Recorded information.
========
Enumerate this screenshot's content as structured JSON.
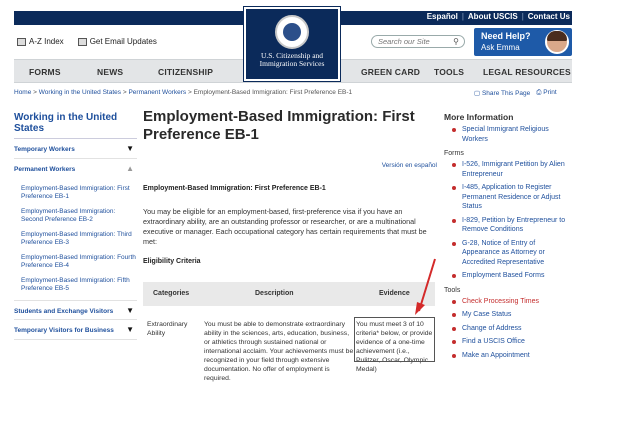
{
  "topbar": {
    "links": [
      "Español",
      "About USCIS",
      "Contact Us"
    ]
  },
  "utility": {
    "az_index": "A-Z Index",
    "email_updates": "Get Email Updates"
  },
  "logo": {
    "line1": "U.S. Citizenship and",
    "line2": "Immigration Services"
  },
  "search": {
    "placeholder": "Search our Site"
  },
  "help": {
    "title": "Need Help?",
    "subtitle": "Ask Emma"
  },
  "nav": {
    "items": [
      "FORMS",
      "NEWS",
      "CITIZENSHIP",
      "GREEN CARD",
      "TOOLS",
      "LEGAL RESOURCES"
    ]
  },
  "breadcrumb": {
    "home": "Home",
    "working": "Working in the United States",
    "permanent": "Permanent Workers",
    "current": "Employment-Based Immigration: First Preference EB-1",
    "sep": " > "
  },
  "share": {
    "share": "Share This Page",
    "print": "Print"
  },
  "sidebar": {
    "title": "Working in the United States",
    "categories": [
      "Temporary Workers",
      "Permanent Workers",
      "Students and Exchange Visitors",
      "Temporary Visitors for Business"
    ],
    "sub_items": [
      "Employment-Based Immigration: First Preference EB-1",
      "Employment-Based Immigration: Second Preference EB-2",
      "Employment-Based Immigration: Third Preference EB-3",
      "Employment-Based Immigration: Fourth Preference EB-4",
      "Employment-Based Immigration: Fifth Preference EB-5"
    ]
  },
  "main": {
    "title": "Employment-Based Immigration: First Preference EB-1",
    "version": "Versión en español",
    "subheading": "Employment-Based Immigration: First Preference EB-1",
    "paragraph": "You may be eligible for an employment-based, first-preference visa if you have an extraordinary ability, are an outstanding professor or researcher, or are a multinational executive or manager. Each occupational category has certain requirements that must be met:",
    "eligibility": "Eligibility Criteria"
  },
  "table": {
    "headers": [
      "Categories",
      "Description",
      "Evidence"
    ],
    "row": {
      "category": "Extraordinary Ability",
      "description": "You must be able to demonstrate extraordinary ability in the sciences, arts, education, business, or athletics through sustained national or international acclaim. Your achievements must be recognized in your field through extensive documentation. No offer of employment is required.",
      "evidence": "You must meet 3 of 10 criteria* below, or provide evidence of a one-time achievement (i.e., Pulitzer, Oscar, Olympic Medal)"
    }
  },
  "right": {
    "more_info": "More Information",
    "more_info_items": [
      "Special Immigrant Religious Workers"
    ],
    "forms_title": "Forms",
    "forms": [
      "I-526, Immigrant Petition by Alien Entrepreneur",
      "I-485, Application to Register Permanent Residence or Adjust Status",
      "I-829, Petition by Entrepreneur to Remove Conditions",
      "G-28, Notice of Entry of Appearance as Attorney or Accredited Representative",
      "Employment Based Forms"
    ],
    "tools_title": "Tools",
    "tools": [
      "Check Processing Times",
      "My Case Status",
      "Change of Address",
      "Find a USCIS Office",
      "Make an Appointment"
    ]
  },
  "colors": {
    "brand_navy": "#0b2a5a",
    "link_blue": "#1e4f9c",
    "alert_red": "#c42d2d",
    "help_blue": "#1e5aa8"
  }
}
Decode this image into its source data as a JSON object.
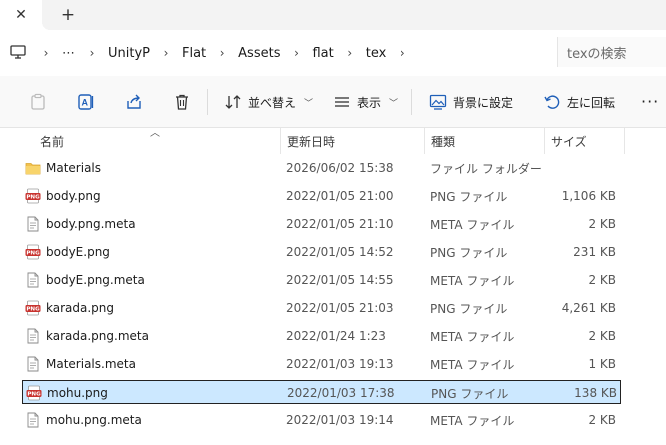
========
Copy the records above exactly. The pictures are not part of the copy.

Enumerate this screenshot's content as structured JSON.
{
  "topbar": {
    "links": [
      "Español",
      "About USCIS",
      "Contact Us"
    ]
  },
  "utility": {
    "az_index": "A-Z Index",
    "email_updates": "Get Email Updates"
  },
  "logo": {
    "line1": "U.S. Citizenship and",
    "line2": "Immigration Services"
  },
  "search": {
    "placeholder": "Search our Site"
  },
  "help": {
    "title": "Need Help?",
    "subtitle": "Ask Emma"
  },
  "nav": {
    "items": [
      "FORMS",
      "NEWS",
      "CITIZENSHIP",
      "GREEN CARD",
      "TOOLS",
      "LEGAL RESOURCES"
    ]
  },
  "breadcrumb": {
    "home": "Home",
    "working": "Working in the United States",
    "permanent": "Permanent Workers",
    "current": "Employment-Based Immigration: First Preference EB-1",
    "sep": " > "
  },
  "share": {
    "share": "Share This Page",
    "print": "Print"
  },
  "sidebar": {
    "title": "Working in the United States",
    "categories": [
      "Temporary Workers",
      "Permanent Workers",
      "Students and Exchange Visitors",
      "Temporary Visitors for Business"
    ],
    "sub_items": [
      "Employment-Based Immigration: First Preference EB-1",
      "Employment-Based Immigration: Second Preference EB-2",
      "Employment-Based Immigration: Third Preference EB-3",
      "Employment-Based Immigration: Fourth Preference EB-4",
      "Employment-Based Immigration: Fifth Preference EB-5"
    ]
  },
  "main": {
    "title": "Employment-Based Immigration: First Preference EB-1",
    "version": "Versión en español",
    "subheading": "Employment-Based Immigration: First Preference EB-1",
    "paragraph": "You may be eligible for an employment-based, first-preference visa if you have an extraordinary ability, are an outstanding professor or researcher, or are a multinational executive or manager. Each occupational category has certain requirements that must be met:",
    "eligibility": "Eligibility Criteria"
  },
  "table": {
    "headers": [
      "Categories",
      "Description",
      "Evidence"
    ],
    "row": {
      "category": "Extraordinary Ability",
      "description": "You must be able to demonstrate extraordinary ability in the sciences, arts, education, business, or athletics through sustained national or international acclaim. Your achievements must be recognized in your field through extensive documentation. No offer of employment is required.",
      "evidence": "You must meet 3 of 10 criteria* below, or provide evidence of a one-time achievement (i.e., Pulitzer, Oscar, Olympic Medal)"
    }
  },
  "right": {
    "more_info": "More Information",
    "more_info_items": [
      "Special Immigrant Religious Workers"
    ],
    "forms_title": "Forms",
    "forms": [
      "I-526, Immigrant Petition by Alien Entrepreneur",
      "I-485, Application to Register Permanent Residence or Adjust Status",
      "I-829, Petition by Entrepreneur to Remove Conditions",
      "G-28, Notice of Entry of Appearance as Attorney or Accredited Representative",
      "Employment Based Forms"
    ],
    "tools_title": "Tools",
    "tools": [
      "Check Processing Times",
      "My Case Status",
      "Change of Address",
      "Find a USCIS Office",
      "Make an Appointment"
    ]
  },
  "colors": {
    "brand_navy": "#0b2a5a",
    "link_blue": "#1e4f9c",
    "alert_red": "#c42d2d",
    "help_blue": "#1e5aa8"
  }
}
Decode this image into its source data as a JSON object.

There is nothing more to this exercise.